Material:
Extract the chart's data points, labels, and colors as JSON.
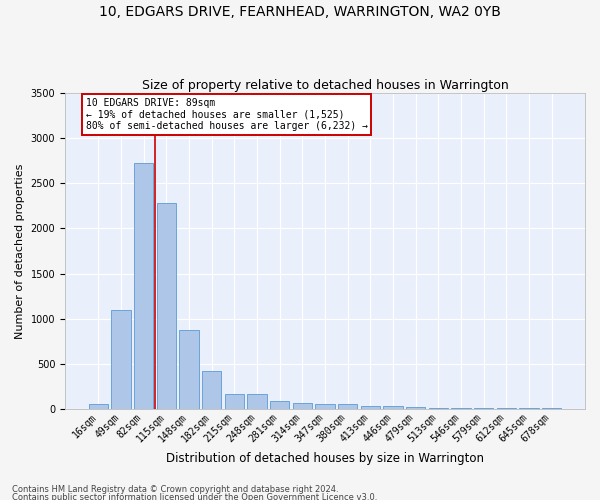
{
  "title": "10, EDGARS DRIVE, FEARNHEAD, WARRINGTON, WA2 0YB",
  "subtitle": "Size of property relative to detached houses in Warrington",
  "xlabel": "Distribution of detached houses by size in Warrington",
  "ylabel": "Number of detached properties",
  "categories": [
    "16sqm",
    "49sqm",
    "82sqm",
    "115sqm",
    "148sqm",
    "182sqm",
    "215sqm",
    "248sqm",
    "281sqm",
    "314sqm",
    "347sqm",
    "380sqm",
    "413sqm",
    "446sqm",
    "479sqm",
    "513sqm",
    "546sqm",
    "579sqm",
    "612sqm",
    "645sqm",
    "678sqm"
  ],
  "values": [
    55,
    1100,
    2730,
    2280,
    880,
    420,
    170,
    165,
    90,
    65,
    55,
    50,
    35,
    30,
    25,
    10,
    10,
    5,
    5,
    5,
    5
  ],
  "bar_color": "#aec6e8",
  "bar_edge_color": "#5b9bd5",
  "vline_color": "#cc0000",
  "annotation_text": "10 EDGARS DRIVE: 89sqm\n← 19% of detached houses are smaller (1,525)\n80% of semi-detached houses are larger (6,232) →",
  "annotation_box_color": "#ffffff",
  "annotation_box_edge": "#cc0000",
  "ylim": [
    0,
    3500
  ],
  "yticks": [
    0,
    500,
    1000,
    1500,
    2000,
    2500,
    3000,
    3500
  ],
  "bg_color": "#eaf0fb",
  "grid_color": "#ffffff",
  "footer1": "Contains HM Land Registry data © Crown copyright and database right 2024.",
  "footer2": "Contains public sector information licensed under the Open Government Licence v3.0.",
  "title_fontsize": 10,
  "subtitle_fontsize": 9,
  "ylabel_fontsize": 8,
  "xlabel_fontsize": 8.5,
  "tick_fontsize": 7,
  "footer_fontsize": 6
}
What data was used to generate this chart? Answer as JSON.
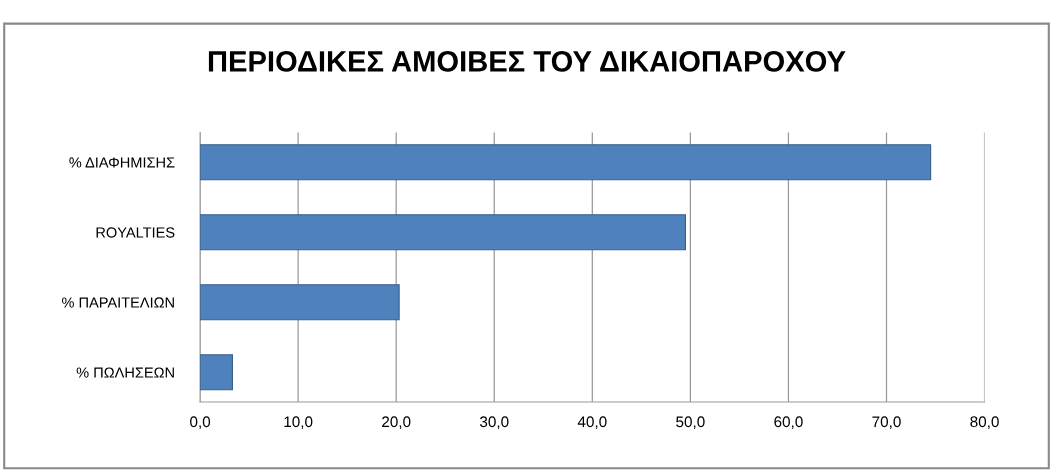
{
  "chart_data": {
    "type": "bar",
    "orientation": "horizontal",
    "title": "ΠΕΡΙΟΔΙΚΕΣ ΑΜΟΙΒΕΣ ΤΟΥ ΔΙΚΑΙΟΠΑΡΟΧΟΥ",
    "categories": [
      "% ΔΙΑΦΗΜΙΣΗΣ",
      "ROYALTIES",
      "% ΠΑΡΑΙΤΕΛΙΩΝ",
      "% ΠΩΛΗΣΕΩΝ"
    ],
    "values": [
      74.5,
      49.5,
      20.3,
      3.3
    ],
    "color": "#4f81bd",
    "xlim": [
      0,
      80
    ],
    "xticks": [
      {
        "value": 0,
        "label": "0,0"
      },
      {
        "value": 10,
        "label": "10,0"
      },
      {
        "value": 20,
        "label": "20,0"
      },
      {
        "value": 30,
        "label": "30,0"
      },
      {
        "value": 40,
        "label": "40,0"
      },
      {
        "value": 50,
        "label": "50,0"
      },
      {
        "value": 60,
        "label": "60,0"
      },
      {
        "value": 70,
        "label": "70,0"
      },
      {
        "value": 80,
        "label": "80,0"
      }
    ],
    "grid": "x",
    "legend": false
  }
}
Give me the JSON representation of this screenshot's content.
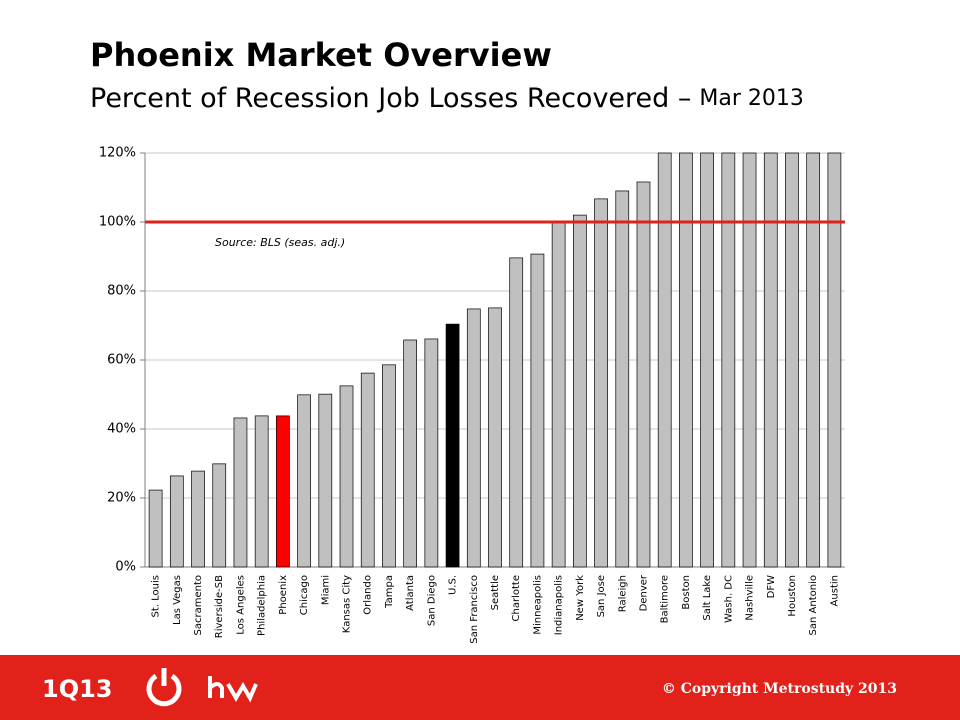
{
  "chart_data": {
    "type": "bar",
    "title": "Phoenix Market Overview",
    "subtitle": "Percent of Recession Job Losses Recovered –",
    "subtitle_date": "Mar 2013",
    "annotation": "Source: BLS (seas. adj.)",
    "categories": [
      "St. Louis",
      "Las Vegas",
      "Sacramento",
      "Riverside-SB",
      "Los Angeles",
      "Philadelphia",
      "Phoenix",
      "Chicago",
      "Miami",
      "Kansas City",
      "Orlando",
      "Tampa",
      "Atlanta",
      "San Diego",
      "U.S.",
      "San Francisco",
      "Seattle",
      "Charlotte",
      "Minneapolis",
      "Indianapolis",
      "New York",
      "San Jose",
      "Raleigh",
      "Denver",
      "Baltimore",
      "Boston",
      "Salt Lake",
      "Wash. DC",
      "Nashville",
      "DFW",
      "Houston",
      "San Antonio",
      "Austin"
    ],
    "values": [
      22.3,
      26.4,
      27.8,
      29.9,
      43.2,
      43.8,
      43.8,
      49.9,
      50.1,
      52.5,
      56.2,
      58.6,
      65.8,
      66.1,
      70.4,
      74.8,
      75.1,
      89.6,
      90.7,
      100,
      102,
      106.7,
      109,
      111.6,
      120,
      120,
      120,
      120,
      120,
      120,
      120,
      120,
      120
    ],
    "color": "#c0c0c0",
    "highlight_colors": {
      "Phoenix": "#ff0000",
      "U.S.": "#000000"
    },
    "ylim": [
      0,
      120
    ],
    "yticks": [
      {
        "value": 0,
        "label": "0%"
      },
      {
        "value": 20,
        "label": "20%"
      },
      {
        "value": 40,
        "label": "40%"
      },
      {
        "value": 60,
        "label": "60%"
      },
      {
        "value": 80,
        "label": "80%"
      },
      {
        "value": 100,
        "label": "100%"
      },
      {
        "value": 120,
        "label": "120%"
      }
    ],
    "grid": true,
    "reference_line": {
      "value": 100,
      "color": "#e3211b"
    }
  },
  "footer": {
    "quarter": "1Q13",
    "copyright": "© Copyright Metrostudy 2013"
  }
}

What is needed:
Work out the count of lines containing the word "Contains", then write only that count.

Answer for the task:
2